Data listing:
◇ ◇ ◇ ◇ ◇
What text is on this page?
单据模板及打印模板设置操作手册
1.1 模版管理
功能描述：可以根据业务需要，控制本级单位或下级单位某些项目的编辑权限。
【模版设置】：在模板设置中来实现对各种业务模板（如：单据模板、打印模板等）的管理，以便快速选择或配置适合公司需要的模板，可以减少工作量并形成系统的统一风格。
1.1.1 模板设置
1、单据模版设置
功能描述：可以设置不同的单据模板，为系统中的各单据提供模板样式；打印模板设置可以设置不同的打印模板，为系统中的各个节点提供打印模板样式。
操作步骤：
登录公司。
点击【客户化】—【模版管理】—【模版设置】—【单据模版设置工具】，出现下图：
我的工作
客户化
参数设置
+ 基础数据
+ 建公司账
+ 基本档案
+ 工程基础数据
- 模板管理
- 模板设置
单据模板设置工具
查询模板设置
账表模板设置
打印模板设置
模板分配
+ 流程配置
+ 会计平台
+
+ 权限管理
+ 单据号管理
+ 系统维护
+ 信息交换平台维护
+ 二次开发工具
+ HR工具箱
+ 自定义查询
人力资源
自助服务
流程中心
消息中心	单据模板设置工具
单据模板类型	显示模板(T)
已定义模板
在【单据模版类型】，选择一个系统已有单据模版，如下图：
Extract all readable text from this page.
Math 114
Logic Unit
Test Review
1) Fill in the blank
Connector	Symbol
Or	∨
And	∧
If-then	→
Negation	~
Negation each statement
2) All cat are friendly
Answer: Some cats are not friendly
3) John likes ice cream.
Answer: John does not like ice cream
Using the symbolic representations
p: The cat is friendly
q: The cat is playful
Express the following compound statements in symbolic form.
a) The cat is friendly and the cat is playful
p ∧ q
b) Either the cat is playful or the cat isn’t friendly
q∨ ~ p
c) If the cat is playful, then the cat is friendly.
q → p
◇ ◇ ◇ ◇ ◇
Set down every record above exactly as given.

What text is on this page?
单据模板及打印模板设置操作手册
1.1 模版管理
功能描述：可以根据业务需要，控制本级单位或下级单位某些项目的编辑权限。
【模版设置】：在模板设置中来实现对各种业务模板（如：单据模板、打印模板等）的管理，以便快速选择或配置适合公司需要的模板，可以减少工作量并形成系统的统一风格。
1.1.1 模板设置
1、单据模版设置
功能描述：可以设置不同的单据模板，为系统中的各单据提供模板样式；打印模板设置可以设置不同的打印模板，为系统中的各个节点提供打印模板样式。
操作步骤：
登录公司。
点击【客户化】—【模版管理】—【模版设置】—【单据模版设置工具】，出现下图：
我的工作
客户化
参数设置
+ 基础数据
+ 建公司账
+ 基本档案
+ 工程基础数据
- 模板管理
- 模板设置
单据模板设置工具
查询模板设置
账表模板设置
打印模板设置
模板分配
+ 流程配置
+ 会计平台
+
+ 权限管理
+ 单据号管理
+ 系统维护
+ 信息交换平台维护
+ 二次开发工具
+ HR工具箱
+ 自定义查询
人力资源
自助服务
流程中心
消息中心	单据模板设置工具
单据模板类型	显示模板(T)
已定义模板
在【单据模版类型】，选择一个系统已有单据模版，如下图：
Extract all readable text from this page.
Math 114
Logic Unit
Test Review
1) Fill in the blank
Connector	Symbol
Or	∨
And	∧
If-then	→
Negation	~
Negation each statement
2) All cat are friendly
Answer: Some cats are not friendly
3) John likes ice cream.
Answer: John does not like ice cream
Using the symbolic representations
p: The cat is friendly
q: The cat is playful
Express the following compound statements in symbolic form.
a) The cat is friendly and the cat is playful
p ∧ q
b) Either the cat is playful or the cat isn’t friendly
q∨ ~ p
c) If the cat is playful, then the cat is friendly.
q → p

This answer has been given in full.